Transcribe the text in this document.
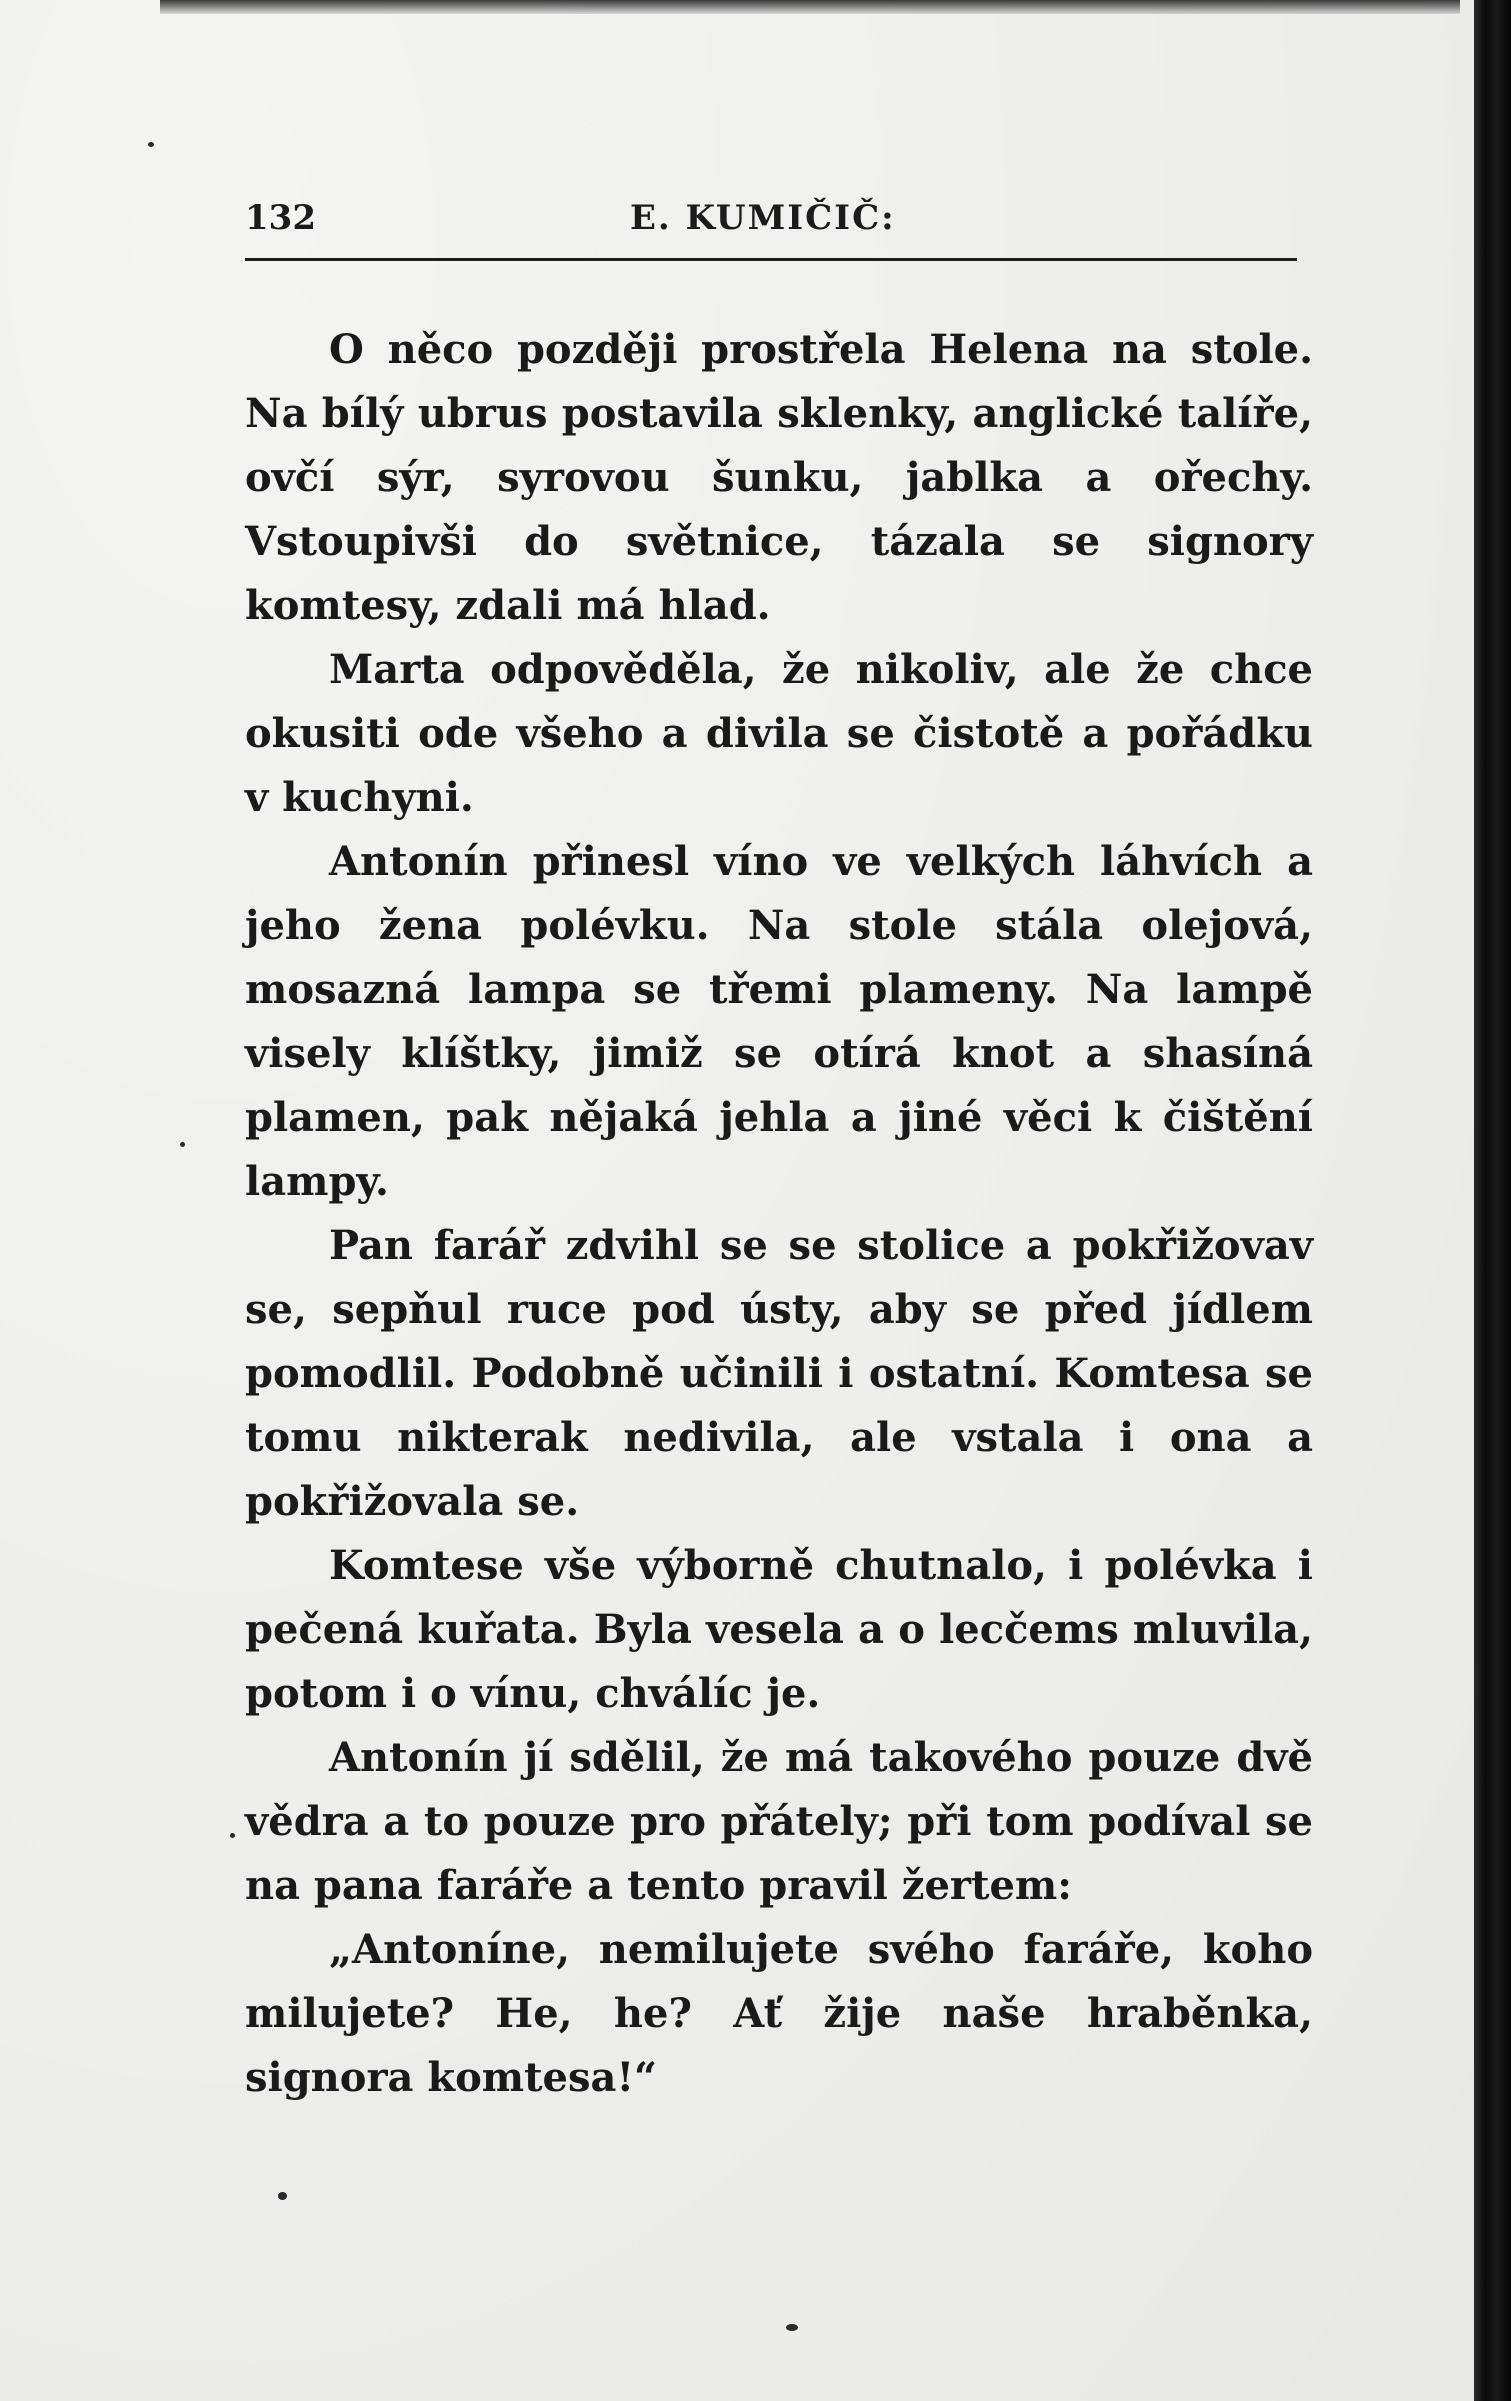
132	E. KUMIČIČ:

O něco později prostřela Helena na stole. Na bílý ubrus postavila sklenky, anglické talíře, ovčí sýr, syrovou šunku, jablka a ořechy. Vstoupivši do světnice, tázala se signory komtesy, zdali má hlad.

Marta odpověděla, že nikoliv, ale že chce okusiti ode všeho a divila se čistotě a pořádku v kuchyni.

Antonín přinesl víno ve velkých láhvích a jeho žena polévku. Na stole stála olejová, mosazná lampa se třemi plameny. Na lampě visely klíštky, jimiž se otírá knot a shasíná plamen, pak nějaká jehla a jiné věci k čištění lampy.

Pan farář zdvihl se se stolice a pokřižovav se, sepňul ruce pod ústy, aby se před jídlem pomodlil. Podobně učinili i ostatní. Komtesa se tomu nikterak nedivila, ale vstala i ona a pokřižovala se.

Komtese vše výborně chutnalo, i polévka i pečená kuřata. Byla vesela a o lecčems mluvila, potom i o vínu, chválíc je.

Antonín jí sdělil, že má takového pouze dvě vědra a to pouze pro přátely; při tom podíval se na pana faráře a tento pravil žertem:

„Antoníne, nemilujete svého faráře, koho milujete? He, he? Ať žije naše hraběnka, signora komtesa!“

WHAT THE EXERCISE ASKS:
Leave the pictures out and write out every entry exactly as given.

WRITTEN ANSWER:
Transcribe the text in this document.
132	E. KUMIČIČ:

O něco později prostřela Helena na stole. Na bílý ubrus postavila sklenky, anglické talíře, ovčí sýr, syrovou šunku, jablka a ořechy. Vstoupivši do světnice, tázala se signory komtesy, zdali má hlad.

Marta odpověděla, že nikoliv, ale že chce okusiti ode všeho a divila se čistotě a pořádku v kuchyni.

Antonín přinesl víno ve velkých láhvích a jeho žena polévku. Na stole stála olejová, mosazná lampa se třemi plameny. Na lampě visely klíštky, jimiž se otírá knot a shasíná plamen, pak nějaká jehla a jiné věci k čištění lampy.

Pan farář zdvihl se se stolice a pokřižovav se, sepňul ruce pod ústy, aby se před jídlem pomodlil. Podobně učinili i ostatní. Komtesa se tomu nikterak nedivila, ale vstala i ona a pokřižovala se.

Komtese vše výborně chutnalo, i polévka i pečená kuřata. Byla vesela a o lecčems mluvila, potom i o vínu, chválíc je.

Antonín jí sdělil, že má takového pouze dvě vědra a to pouze pro přátely; při tom podíval se na pana faráře a tento pravil žertem:

„Antoníne, nemilujete svého faráře, koho milujete? He, he? Ať žije naše hraběnka, signora komtesa!“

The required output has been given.